Element position data
"""
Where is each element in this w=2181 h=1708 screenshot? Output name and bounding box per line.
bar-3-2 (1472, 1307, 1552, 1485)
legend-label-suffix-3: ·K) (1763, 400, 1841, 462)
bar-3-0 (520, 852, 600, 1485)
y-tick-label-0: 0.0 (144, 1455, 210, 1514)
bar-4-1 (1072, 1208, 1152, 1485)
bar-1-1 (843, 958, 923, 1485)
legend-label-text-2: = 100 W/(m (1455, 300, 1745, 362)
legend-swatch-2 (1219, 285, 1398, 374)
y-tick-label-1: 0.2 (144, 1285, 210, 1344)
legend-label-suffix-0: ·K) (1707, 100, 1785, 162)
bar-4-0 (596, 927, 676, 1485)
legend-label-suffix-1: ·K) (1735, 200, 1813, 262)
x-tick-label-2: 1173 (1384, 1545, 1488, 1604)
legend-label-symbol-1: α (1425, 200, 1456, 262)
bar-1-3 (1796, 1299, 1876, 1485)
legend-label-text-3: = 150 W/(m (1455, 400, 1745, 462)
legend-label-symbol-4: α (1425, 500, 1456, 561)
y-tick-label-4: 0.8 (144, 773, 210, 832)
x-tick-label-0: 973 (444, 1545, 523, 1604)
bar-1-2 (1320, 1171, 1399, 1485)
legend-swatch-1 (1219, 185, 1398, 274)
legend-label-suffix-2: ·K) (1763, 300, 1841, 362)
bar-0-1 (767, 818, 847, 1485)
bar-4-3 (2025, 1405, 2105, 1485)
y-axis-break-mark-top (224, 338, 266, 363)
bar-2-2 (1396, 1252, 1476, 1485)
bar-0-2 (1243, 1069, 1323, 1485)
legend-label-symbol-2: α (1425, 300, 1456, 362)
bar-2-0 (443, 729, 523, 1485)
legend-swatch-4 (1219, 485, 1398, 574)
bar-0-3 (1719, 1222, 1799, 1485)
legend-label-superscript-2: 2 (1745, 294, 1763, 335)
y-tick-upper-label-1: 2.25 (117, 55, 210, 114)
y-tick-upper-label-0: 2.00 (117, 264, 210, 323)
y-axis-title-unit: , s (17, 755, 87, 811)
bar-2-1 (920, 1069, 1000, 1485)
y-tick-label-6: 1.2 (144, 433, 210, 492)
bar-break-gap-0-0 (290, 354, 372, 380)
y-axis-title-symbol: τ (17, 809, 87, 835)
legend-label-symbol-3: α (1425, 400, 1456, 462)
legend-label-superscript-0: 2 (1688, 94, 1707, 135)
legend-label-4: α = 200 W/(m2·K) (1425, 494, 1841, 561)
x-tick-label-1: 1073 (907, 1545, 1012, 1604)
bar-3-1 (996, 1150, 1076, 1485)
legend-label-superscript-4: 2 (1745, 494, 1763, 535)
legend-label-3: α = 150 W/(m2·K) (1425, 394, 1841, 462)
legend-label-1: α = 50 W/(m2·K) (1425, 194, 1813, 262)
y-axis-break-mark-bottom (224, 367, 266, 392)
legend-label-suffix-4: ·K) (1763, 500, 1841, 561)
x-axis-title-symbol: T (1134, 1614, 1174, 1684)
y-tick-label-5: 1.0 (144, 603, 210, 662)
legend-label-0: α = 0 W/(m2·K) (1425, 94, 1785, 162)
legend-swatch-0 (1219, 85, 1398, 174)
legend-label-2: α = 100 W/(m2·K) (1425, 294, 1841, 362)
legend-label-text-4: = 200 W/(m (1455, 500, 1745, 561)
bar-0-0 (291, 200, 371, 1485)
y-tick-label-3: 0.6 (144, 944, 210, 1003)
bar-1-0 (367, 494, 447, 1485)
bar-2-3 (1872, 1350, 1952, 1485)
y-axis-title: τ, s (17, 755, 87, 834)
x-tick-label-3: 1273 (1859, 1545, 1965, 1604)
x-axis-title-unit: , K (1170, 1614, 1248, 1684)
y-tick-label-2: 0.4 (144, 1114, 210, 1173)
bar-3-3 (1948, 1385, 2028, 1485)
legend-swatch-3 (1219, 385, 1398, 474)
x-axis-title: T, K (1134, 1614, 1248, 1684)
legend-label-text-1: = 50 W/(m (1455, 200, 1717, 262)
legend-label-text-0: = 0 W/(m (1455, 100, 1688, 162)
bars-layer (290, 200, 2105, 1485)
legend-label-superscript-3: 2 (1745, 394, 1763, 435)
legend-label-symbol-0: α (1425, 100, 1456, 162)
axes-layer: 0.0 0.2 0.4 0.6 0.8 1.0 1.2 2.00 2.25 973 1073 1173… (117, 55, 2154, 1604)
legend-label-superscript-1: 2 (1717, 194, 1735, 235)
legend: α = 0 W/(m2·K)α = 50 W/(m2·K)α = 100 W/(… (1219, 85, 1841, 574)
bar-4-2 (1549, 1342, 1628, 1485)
"""
DO THIS: Can you reproduce the entries above word for word, from the first one through the line containing "x-tick-label-2: 1173 (1384, 1545, 1488, 1604)", with both ends included?

EXERCISE RESPONSE:
Where is each element in this w=2181 h=1708 screenshot? Output name and bounding box per line.
bar-3-2 (1472, 1307, 1552, 1485)
legend-label-suffix-3: ·K) (1763, 400, 1841, 462)
bar-3-0 (520, 852, 600, 1485)
y-tick-label-0: 0.0 (144, 1455, 210, 1514)
bar-4-1 (1072, 1208, 1152, 1485)
bar-1-1 (843, 958, 923, 1485)
legend-label-text-2: = 100 W/(m (1455, 300, 1745, 362)
legend-swatch-2 (1219, 285, 1398, 374)
y-tick-label-1: 0.2 (144, 1285, 210, 1344)
legend-label-suffix-0: ·K) (1707, 100, 1785, 162)
bar-4-0 (596, 927, 676, 1485)
legend-label-suffix-1: ·K) (1735, 200, 1813, 262)
x-tick-label-2: 1173 (1384, 1545, 1488, 1604)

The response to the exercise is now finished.